** Exercise requirements **
Pull each line holding the word "What" from the data.

(Extracted records)
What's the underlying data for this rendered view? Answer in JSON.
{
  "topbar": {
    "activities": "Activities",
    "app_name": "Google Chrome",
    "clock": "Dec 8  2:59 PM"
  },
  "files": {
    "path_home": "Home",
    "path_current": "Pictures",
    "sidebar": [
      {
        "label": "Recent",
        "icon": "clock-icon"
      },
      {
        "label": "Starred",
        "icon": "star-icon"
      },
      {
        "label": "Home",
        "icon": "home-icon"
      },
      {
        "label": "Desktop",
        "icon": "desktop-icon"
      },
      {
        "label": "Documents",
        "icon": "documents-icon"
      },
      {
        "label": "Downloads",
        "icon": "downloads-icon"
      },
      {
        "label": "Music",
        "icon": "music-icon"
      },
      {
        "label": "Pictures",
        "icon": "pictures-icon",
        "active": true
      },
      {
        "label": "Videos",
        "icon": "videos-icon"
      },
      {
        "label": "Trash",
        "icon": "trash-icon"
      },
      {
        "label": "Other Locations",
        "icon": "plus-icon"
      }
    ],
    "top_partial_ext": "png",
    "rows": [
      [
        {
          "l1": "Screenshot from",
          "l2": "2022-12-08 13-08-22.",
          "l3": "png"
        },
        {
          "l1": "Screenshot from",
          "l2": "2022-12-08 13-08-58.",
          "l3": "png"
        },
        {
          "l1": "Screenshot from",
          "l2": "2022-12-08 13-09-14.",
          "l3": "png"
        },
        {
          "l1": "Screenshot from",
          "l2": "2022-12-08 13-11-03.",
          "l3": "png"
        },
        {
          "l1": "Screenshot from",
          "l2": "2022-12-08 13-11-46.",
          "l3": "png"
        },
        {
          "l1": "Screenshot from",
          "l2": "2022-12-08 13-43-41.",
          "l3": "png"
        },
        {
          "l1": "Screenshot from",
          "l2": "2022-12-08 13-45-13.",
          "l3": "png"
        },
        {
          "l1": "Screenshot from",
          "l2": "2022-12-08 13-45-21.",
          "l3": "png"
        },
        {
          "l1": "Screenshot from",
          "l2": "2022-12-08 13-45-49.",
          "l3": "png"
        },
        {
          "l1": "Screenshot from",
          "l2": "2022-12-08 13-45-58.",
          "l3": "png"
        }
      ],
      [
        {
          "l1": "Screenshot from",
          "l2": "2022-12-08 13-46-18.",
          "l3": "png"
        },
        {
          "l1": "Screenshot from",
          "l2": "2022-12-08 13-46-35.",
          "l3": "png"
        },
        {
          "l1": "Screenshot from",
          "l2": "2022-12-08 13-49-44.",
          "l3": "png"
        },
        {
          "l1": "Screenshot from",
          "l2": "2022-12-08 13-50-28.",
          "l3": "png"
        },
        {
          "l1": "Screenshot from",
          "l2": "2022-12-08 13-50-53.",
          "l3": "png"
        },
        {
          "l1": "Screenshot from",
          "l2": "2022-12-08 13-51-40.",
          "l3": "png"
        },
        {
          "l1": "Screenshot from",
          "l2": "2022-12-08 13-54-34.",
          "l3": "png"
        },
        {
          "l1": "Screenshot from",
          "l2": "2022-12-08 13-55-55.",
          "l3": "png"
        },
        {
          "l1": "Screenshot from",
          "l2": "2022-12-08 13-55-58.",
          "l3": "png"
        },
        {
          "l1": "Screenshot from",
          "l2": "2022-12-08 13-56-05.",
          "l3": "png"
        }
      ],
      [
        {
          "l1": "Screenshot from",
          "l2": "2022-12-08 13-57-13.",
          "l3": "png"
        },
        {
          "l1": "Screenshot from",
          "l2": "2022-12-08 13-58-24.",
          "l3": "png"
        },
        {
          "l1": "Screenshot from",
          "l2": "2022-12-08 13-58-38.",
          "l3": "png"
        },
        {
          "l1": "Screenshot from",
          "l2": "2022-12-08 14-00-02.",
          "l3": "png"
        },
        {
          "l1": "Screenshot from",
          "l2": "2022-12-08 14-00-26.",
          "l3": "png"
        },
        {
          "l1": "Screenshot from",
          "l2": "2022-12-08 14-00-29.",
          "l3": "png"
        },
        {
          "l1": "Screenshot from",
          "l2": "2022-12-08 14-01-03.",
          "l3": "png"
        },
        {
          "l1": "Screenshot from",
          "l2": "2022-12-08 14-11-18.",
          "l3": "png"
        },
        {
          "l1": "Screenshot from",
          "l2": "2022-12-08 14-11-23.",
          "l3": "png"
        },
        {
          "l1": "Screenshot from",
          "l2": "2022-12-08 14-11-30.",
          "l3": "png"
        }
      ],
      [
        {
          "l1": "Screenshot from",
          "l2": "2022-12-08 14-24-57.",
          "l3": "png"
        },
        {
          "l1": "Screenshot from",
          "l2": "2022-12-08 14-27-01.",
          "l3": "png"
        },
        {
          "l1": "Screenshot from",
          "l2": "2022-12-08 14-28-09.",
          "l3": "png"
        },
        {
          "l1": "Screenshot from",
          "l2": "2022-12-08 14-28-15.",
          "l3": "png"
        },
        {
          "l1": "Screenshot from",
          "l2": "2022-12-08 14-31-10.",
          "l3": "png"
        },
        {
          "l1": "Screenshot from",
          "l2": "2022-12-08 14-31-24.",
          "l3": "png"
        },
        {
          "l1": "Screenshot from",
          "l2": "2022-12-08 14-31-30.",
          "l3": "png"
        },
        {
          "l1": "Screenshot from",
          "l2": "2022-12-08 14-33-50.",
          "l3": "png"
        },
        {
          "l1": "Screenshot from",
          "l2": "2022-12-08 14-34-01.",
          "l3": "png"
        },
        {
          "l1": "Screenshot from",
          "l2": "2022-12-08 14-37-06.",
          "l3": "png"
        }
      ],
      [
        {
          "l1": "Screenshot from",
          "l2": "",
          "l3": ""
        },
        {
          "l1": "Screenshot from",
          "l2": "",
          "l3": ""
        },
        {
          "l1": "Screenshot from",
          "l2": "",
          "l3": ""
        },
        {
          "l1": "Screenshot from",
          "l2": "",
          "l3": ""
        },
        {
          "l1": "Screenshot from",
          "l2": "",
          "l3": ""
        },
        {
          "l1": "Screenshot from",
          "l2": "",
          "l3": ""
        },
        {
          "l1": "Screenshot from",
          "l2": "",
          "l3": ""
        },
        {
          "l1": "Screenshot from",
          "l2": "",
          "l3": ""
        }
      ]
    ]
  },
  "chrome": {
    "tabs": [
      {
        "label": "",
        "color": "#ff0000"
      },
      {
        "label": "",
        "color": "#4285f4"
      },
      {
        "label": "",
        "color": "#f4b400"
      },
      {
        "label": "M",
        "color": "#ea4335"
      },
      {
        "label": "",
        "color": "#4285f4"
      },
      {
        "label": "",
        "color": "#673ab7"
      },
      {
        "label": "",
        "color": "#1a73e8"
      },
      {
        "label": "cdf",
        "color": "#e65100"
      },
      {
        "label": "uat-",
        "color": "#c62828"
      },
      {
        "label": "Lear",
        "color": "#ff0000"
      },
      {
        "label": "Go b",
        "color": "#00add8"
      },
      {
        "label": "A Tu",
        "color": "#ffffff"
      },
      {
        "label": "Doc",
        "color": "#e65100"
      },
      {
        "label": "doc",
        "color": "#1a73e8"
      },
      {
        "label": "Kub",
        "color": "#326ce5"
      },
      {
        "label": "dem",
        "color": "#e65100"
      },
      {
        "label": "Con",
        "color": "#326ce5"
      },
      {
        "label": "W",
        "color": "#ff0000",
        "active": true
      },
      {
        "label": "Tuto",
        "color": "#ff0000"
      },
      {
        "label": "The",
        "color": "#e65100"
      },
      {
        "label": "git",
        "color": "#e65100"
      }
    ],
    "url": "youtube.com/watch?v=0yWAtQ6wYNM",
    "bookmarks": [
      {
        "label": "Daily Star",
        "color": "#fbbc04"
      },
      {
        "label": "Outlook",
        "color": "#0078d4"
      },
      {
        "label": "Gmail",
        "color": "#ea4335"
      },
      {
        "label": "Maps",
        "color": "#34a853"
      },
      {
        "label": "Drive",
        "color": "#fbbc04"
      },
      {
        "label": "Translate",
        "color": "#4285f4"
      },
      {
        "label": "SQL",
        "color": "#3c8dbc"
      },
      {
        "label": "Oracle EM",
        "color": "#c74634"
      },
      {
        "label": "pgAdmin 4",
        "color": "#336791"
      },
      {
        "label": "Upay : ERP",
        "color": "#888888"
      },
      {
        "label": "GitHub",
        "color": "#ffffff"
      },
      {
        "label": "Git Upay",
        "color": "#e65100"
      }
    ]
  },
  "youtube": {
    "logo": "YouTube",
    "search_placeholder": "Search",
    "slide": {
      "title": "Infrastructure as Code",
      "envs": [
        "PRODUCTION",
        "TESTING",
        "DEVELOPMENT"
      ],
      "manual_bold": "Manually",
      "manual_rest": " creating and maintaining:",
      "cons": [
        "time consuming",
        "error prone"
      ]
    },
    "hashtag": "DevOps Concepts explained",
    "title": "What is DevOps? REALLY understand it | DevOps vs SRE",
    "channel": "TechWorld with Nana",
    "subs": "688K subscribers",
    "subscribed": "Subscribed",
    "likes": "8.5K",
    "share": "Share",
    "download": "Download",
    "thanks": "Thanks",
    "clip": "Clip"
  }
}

** Response below **
What's the underlying data for this rendered view? Answer in JSON.
    "title": "What is DevOps? REALLY understand it | DevOps vs SRE",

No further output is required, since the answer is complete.